[start of Input records]

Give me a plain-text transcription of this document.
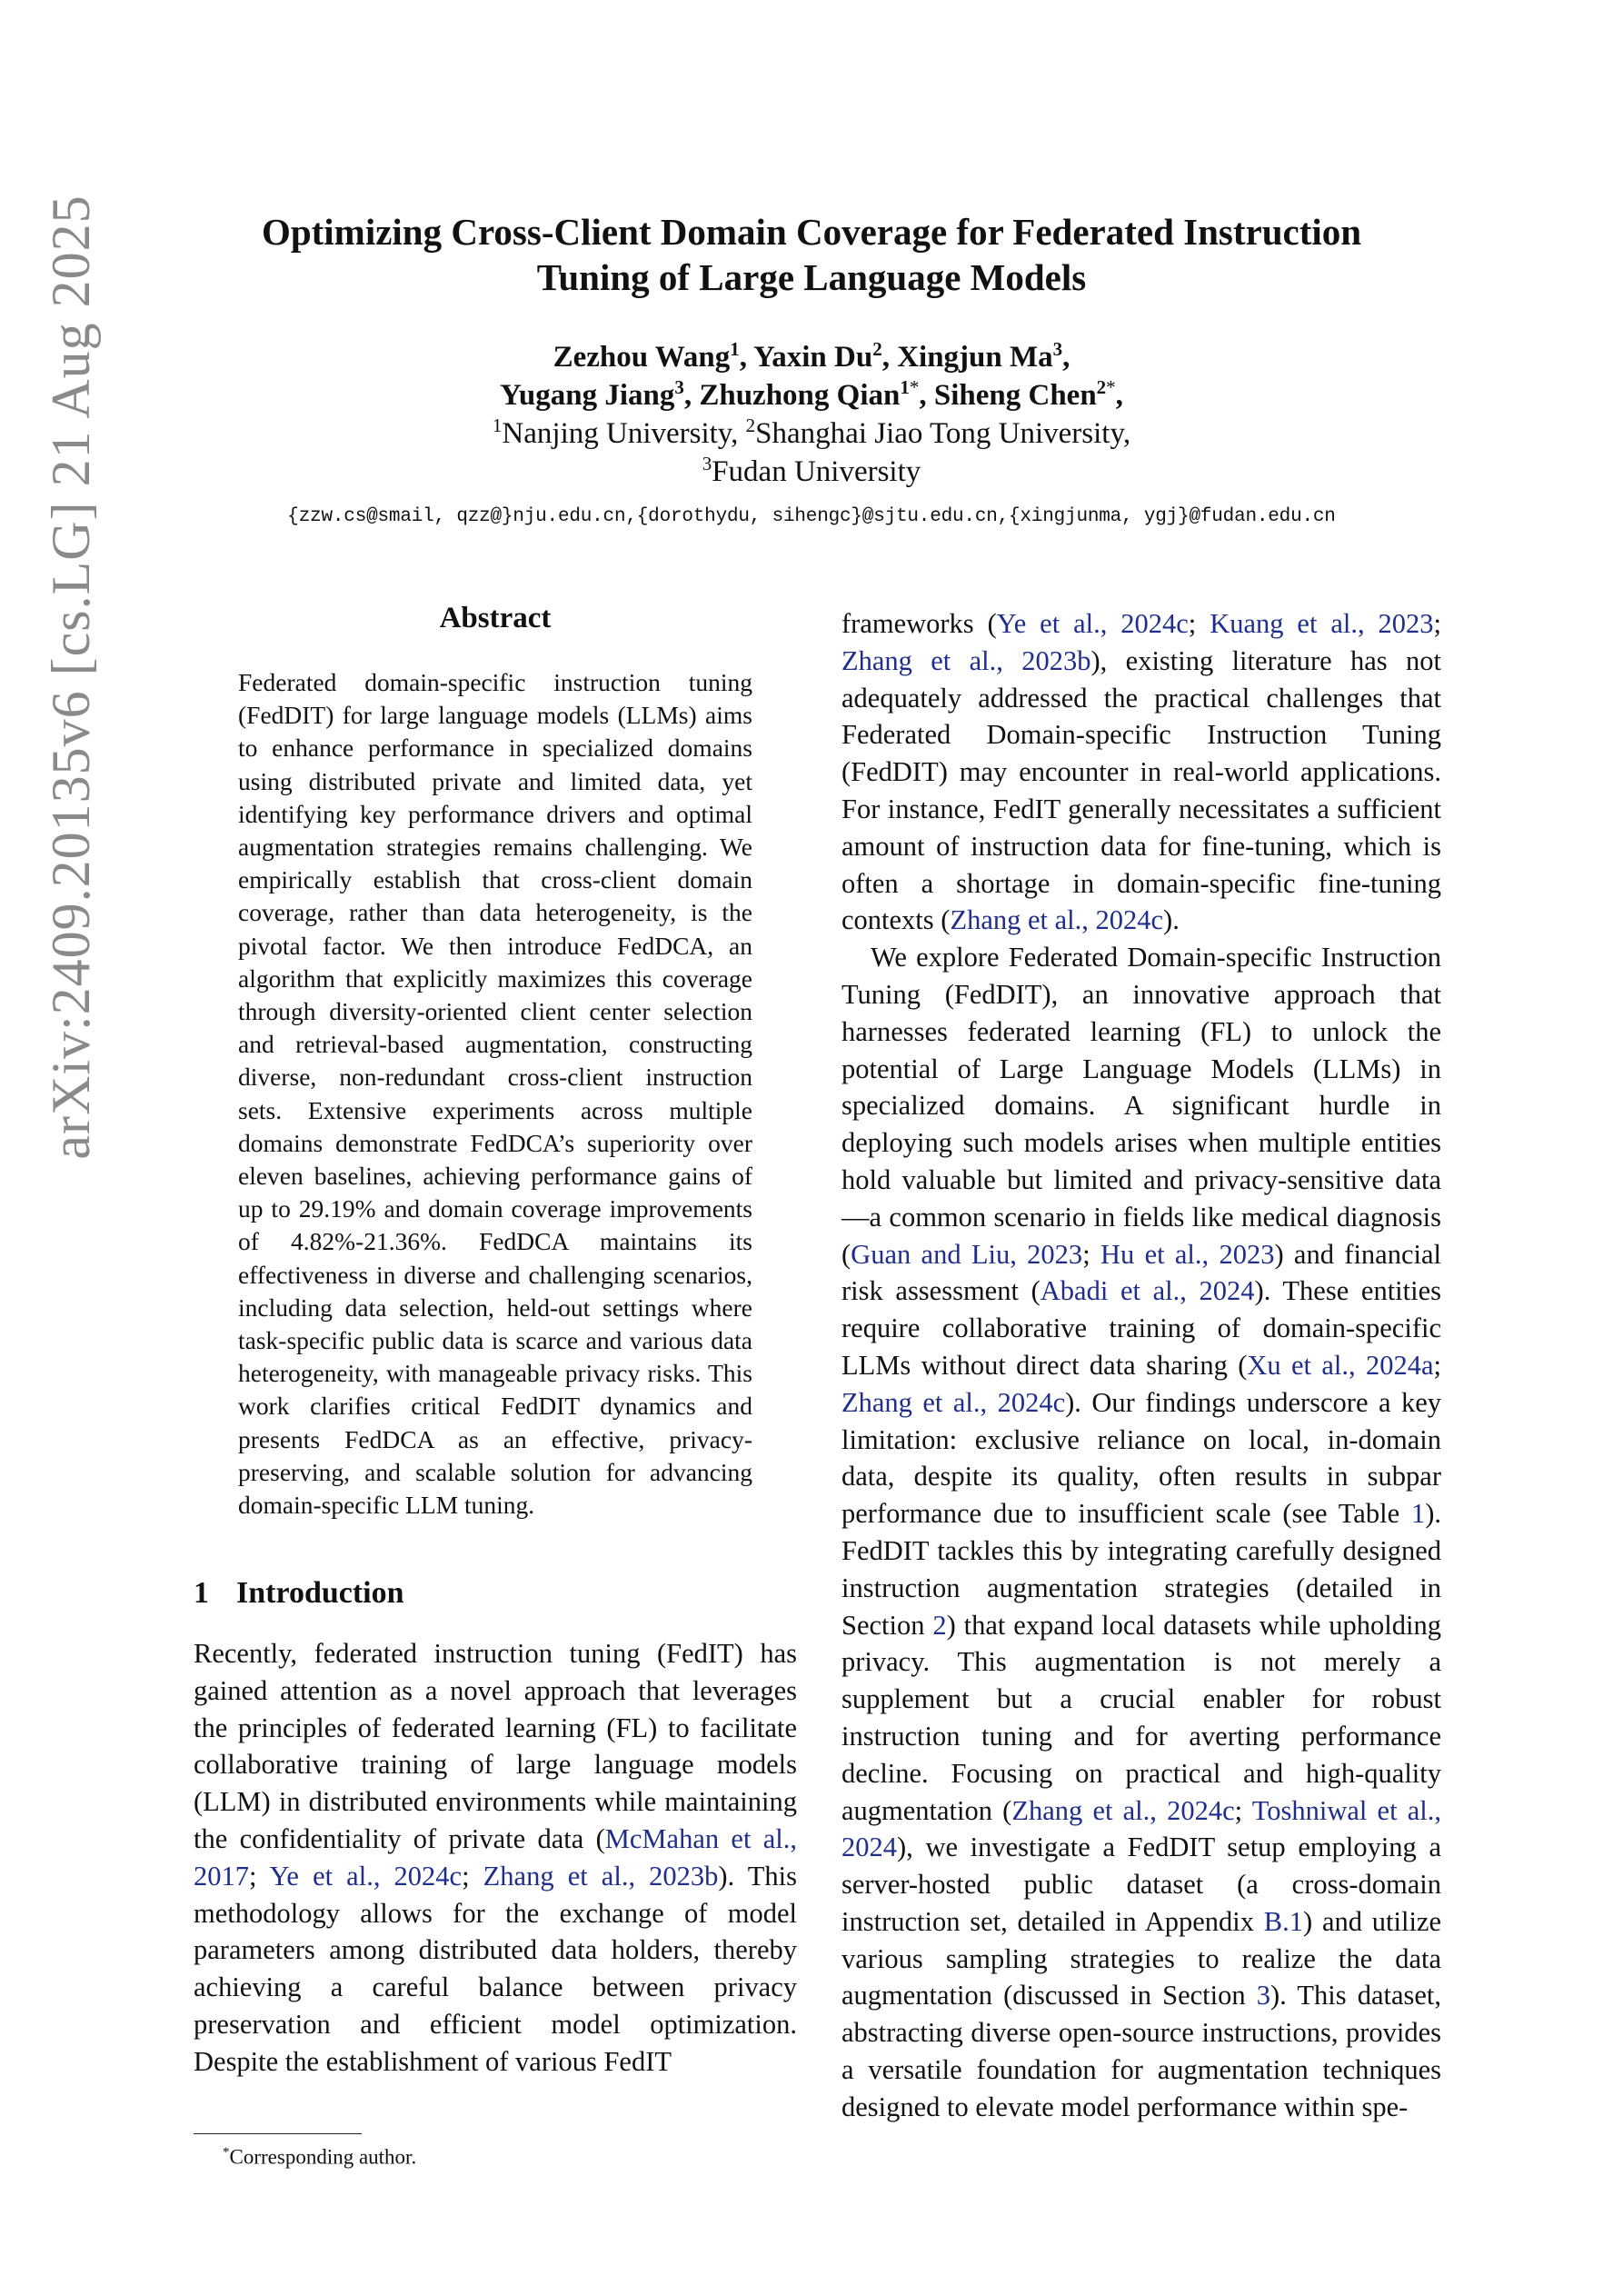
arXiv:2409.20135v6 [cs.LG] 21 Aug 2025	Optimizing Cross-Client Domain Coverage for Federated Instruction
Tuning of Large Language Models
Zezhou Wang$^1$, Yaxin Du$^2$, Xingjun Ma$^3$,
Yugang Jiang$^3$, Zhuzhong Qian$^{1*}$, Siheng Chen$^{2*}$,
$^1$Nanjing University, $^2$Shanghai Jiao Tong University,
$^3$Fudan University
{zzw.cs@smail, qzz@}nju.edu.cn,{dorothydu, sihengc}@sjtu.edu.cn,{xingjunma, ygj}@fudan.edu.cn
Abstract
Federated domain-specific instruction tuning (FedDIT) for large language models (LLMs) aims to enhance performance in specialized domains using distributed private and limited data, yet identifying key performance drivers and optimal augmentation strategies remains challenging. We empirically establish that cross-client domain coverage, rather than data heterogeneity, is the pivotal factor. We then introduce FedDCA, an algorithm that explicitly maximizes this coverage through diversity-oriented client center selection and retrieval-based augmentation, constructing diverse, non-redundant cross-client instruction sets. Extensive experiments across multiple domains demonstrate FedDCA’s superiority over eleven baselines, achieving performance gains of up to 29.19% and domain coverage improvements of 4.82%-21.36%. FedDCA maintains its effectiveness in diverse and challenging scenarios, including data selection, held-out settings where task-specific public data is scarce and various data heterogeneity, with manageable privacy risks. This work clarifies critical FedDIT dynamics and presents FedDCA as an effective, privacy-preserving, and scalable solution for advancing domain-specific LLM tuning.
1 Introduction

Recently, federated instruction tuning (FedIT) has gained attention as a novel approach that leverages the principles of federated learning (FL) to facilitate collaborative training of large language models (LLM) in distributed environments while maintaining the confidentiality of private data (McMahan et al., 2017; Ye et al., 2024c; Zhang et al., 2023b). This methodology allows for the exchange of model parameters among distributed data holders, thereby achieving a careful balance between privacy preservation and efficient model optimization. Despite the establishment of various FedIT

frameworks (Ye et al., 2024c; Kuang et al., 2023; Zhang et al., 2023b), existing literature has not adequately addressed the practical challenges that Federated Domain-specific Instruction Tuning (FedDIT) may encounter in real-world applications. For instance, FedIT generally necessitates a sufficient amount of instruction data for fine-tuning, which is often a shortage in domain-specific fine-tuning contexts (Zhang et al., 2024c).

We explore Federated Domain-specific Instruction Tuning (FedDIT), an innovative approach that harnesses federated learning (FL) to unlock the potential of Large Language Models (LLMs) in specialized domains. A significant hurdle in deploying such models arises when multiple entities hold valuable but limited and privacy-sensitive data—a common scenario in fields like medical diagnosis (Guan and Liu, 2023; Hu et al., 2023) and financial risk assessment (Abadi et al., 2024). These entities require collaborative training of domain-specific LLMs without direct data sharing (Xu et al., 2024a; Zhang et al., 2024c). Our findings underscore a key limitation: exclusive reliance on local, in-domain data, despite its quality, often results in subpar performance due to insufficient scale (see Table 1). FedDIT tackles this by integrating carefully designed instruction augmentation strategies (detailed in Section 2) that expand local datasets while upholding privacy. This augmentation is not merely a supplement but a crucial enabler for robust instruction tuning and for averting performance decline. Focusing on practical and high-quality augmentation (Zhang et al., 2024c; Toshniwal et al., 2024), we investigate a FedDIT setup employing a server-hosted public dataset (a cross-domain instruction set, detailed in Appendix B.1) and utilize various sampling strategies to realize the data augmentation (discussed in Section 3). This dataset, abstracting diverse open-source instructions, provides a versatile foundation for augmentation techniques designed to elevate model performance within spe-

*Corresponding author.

[end of Input records]

Exercise instructions: Take the listing above and print it exactly, apart from the pictures.

Response:
Give me a plain-text transcription of this document.
arXiv:2409.20135v6 [cs.LG] 21 Aug 2025	Optimizing Cross-Client Domain Coverage for Federated Instruction
Tuning of Large Language Models
Zezhou Wang$^1$, Yaxin Du$^2$, Xingjun Ma$^3$,
Yugang Jiang$^3$, Zhuzhong Qian$^{1*}$, Siheng Chen$^{2*}$,
$^1$Nanjing University, $^2$Shanghai Jiao Tong University,
$^3$Fudan University
{zzw.cs@smail, qzz@}nju.edu.cn,{dorothydu, sihengc}@sjtu.edu.cn,{xingjunma, ygj}@fudan.edu.cn
Abstract
Federated domain-specific instruction tuning (FedDIT) for large language models (LLMs) aims to enhance performance in specialized domains using distributed private and limited data, yet identifying key performance drivers and optimal augmentation strategies remains challenging. We empirically establish that cross-client domain coverage, rather than data heterogeneity, is the pivotal factor. We then introduce FedDCA, an algorithm that explicitly maximizes this coverage through diversity-oriented client center selection and retrieval-based augmentation, constructing diverse, non-redundant cross-client instruction sets. Extensive experiments across multiple domains demonstrate FedDCA’s superiority over eleven baselines, achieving performance gains of up to 29.19% and domain coverage improvements of 4.82%-21.36%. FedDCA maintains its effectiveness in diverse and challenging scenarios, including data selection, held-out settings where task-specific public data is scarce and various data heterogeneity, with manageable privacy risks. This work clarifies critical FedDIT dynamics and presents FedDCA as an effective, privacy-preserving, and scalable solution for advancing domain-specific LLM tuning.
1 Introduction

Recently, federated instruction tuning (FedIT) has gained attention as a novel approach that leverages the principles of federated learning (FL) to facilitate collaborative training of large language models (LLM) in distributed environments while maintaining the confidentiality of private data (McMahan et al., 2017; Ye et al., 2024c; Zhang et al., 2023b). This methodology allows for the exchange of model parameters among distributed data holders, thereby achieving a careful balance between privacy preservation and efficient model optimization. Despite the establishment of various FedIT

frameworks (Ye et al., 2024c; Kuang et al., 2023; Zhang et al., 2023b), existing literature has not adequately addressed the practical challenges that Federated Domain-specific Instruction Tuning (FedDIT) may encounter in real-world applications. For instance, FedIT generally necessitates a sufficient amount of instruction data for fine-tuning, which is often a shortage in domain-specific fine-tuning contexts (Zhang et al., 2024c).

We explore Federated Domain-specific Instruction Tuning (FedDIT), an innovative approach that harnesses federated learning (FL) to unlock the potential of Large Language Models (LLMs) in specialized domains. A significant hurdle in deploying such models arises when multiple entities hold valuable but limited and privacy-sensitive data—a common scenario in fields like medical diagnosis (Guan and Liu, 2023; Hu et al., 2023) and financial risk assessment (Abadi et al., 2024). These entities require collaborative training of domain-specific LLMs without direct data sharing (Xu et al., 2024a; Zhang et al., 2024c). Our findings underscore a key limitation: exclusive reliance on local, in-domain data, despite its quality, often results in subpar performance due to insufficient scale (see Table 1). FedDIT tackles this by integrating carefully designed instruction augmentation strategies (detailed in Section 2) that expand local datasets while upholding privacy. This augmentation is not merely a supplement but a crucial enabler for robust instruction tuning and for averting performance decline. Focusing on practical and high-quality augmentation (Zhang et al., 2024c; Toshniwal et al., 2024), we investigate a FedDIT setup employing a server-hosted public dataset (a cross-domain instruction set, detailed in Appendix B.1) and utilize various sampling strategies to realize the data augmentation (discussed in Section 3). This dataset, abstracting diverse open-source instructions, provides a versatile foundation for augmentation techniques designed to elevate model performance within spe-

*Corresponding author.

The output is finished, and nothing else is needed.